Goal:
Among these lines, how many include "vodopád"? Answer only with the number.

Source records:
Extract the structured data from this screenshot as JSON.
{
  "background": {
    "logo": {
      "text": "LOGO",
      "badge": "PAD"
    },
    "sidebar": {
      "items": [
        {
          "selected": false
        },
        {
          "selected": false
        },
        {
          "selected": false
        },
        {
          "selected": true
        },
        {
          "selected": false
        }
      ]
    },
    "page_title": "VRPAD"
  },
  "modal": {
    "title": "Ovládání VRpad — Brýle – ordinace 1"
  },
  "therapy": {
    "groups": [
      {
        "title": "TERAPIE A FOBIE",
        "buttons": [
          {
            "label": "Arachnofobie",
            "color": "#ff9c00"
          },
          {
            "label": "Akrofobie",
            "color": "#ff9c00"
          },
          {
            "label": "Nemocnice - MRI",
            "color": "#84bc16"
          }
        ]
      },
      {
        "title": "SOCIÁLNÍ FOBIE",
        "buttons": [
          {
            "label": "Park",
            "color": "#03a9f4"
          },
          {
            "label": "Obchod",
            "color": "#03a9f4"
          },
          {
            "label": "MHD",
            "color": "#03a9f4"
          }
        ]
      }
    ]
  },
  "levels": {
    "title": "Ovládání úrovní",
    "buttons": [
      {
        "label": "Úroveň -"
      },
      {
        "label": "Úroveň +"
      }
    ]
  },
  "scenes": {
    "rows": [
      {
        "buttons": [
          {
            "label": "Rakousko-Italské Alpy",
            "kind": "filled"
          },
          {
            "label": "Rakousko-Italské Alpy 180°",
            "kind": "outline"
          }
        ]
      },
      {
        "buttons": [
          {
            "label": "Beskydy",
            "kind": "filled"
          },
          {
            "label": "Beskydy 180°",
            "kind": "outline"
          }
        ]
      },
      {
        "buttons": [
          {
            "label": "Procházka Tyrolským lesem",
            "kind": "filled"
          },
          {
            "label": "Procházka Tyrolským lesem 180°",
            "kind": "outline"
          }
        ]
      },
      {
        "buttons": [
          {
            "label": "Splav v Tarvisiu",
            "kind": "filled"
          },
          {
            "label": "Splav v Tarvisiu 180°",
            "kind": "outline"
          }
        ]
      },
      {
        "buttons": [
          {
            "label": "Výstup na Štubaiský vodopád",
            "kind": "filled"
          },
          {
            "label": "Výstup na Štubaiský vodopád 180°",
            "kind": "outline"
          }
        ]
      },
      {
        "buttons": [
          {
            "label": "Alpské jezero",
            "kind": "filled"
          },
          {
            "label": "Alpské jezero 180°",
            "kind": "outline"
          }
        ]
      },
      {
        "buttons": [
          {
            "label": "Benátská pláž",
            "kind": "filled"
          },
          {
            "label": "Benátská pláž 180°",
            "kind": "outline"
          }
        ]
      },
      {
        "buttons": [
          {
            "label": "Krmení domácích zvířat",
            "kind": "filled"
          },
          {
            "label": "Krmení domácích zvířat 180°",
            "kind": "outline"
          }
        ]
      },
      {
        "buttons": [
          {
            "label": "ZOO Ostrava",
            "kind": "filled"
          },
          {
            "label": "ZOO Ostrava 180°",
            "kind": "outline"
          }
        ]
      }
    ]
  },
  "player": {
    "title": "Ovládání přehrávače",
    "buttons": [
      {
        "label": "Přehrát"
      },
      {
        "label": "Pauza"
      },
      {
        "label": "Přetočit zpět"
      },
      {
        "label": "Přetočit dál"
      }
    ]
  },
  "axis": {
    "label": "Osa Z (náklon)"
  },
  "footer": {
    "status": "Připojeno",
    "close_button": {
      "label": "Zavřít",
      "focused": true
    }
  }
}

Full response:
2